== GOAL ==
Leaving out the pictures, retype all the material exactly.

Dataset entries
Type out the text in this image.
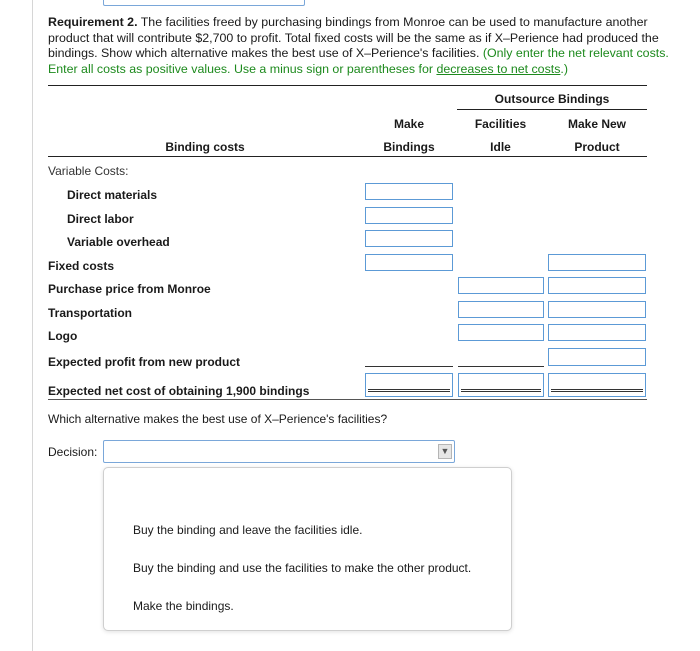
Requirement 2. The facilities freed by purchasing bindings from Monroe can be used to manufacture another product that will contribute $2,700 to profit. Total fixed costs will be the same as if X–Perience had produced the bindings. Show which alternative makes the best use of X–Perience's facilities. (Only enter the net relevant costs. Enter all costs as positive values. Use a minus sign or parentheses for decreases to net costs.)
Outsource Bindings
Make
Bindings
Facilities
Idle
Make New
Product
Binding costs
Variable Costs:
Direct materials
Direct labor
Variable overhead
Fixed costs
Purchase price from Monroe
Transportation
Logo
Expected profit from new product
Expected net cost of obtaining 1,900 bindings
Which alternative makes the best use of X–Perience's facilities?
Decision:	▼
Buy the binding and leave the facilities idle.
Buy the binding and use the facilities to make the other product.
Make the bindings.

== FINAL RESULT ==
Type out the text in this image.
Requirement 2. The facilities freed by purchasing bindings from Monroe can be used to manufacture another product that will contribute $2,700 to profit. Total fixed costs will be the same as if X–Perience had produced the bindings. Show which alternative makes the best use of X–Perience's facilities. (Only enter the net relevant costs. Enter all costs as positive values. Use a minus sign or parentheses for decreases to net costs.)
Outsource Bindings
Make
Bindings
Facilities
Idle
Make New
Product
Binding costs
Variable Costs:
Direct materials
Direct labor
Variable overhead
Fixed costs
Purchase price from Monroe
Transportation
Logo
Expected profit from new product
Expected net cost of obtaining 1,900 bindings
Which alternative makes the best use of X–Perience's facilities?
Decision:	▼
Buy the binding and leave the facilities idle.
Buy the binding and use the facilities to make the other product.
Make the bindings.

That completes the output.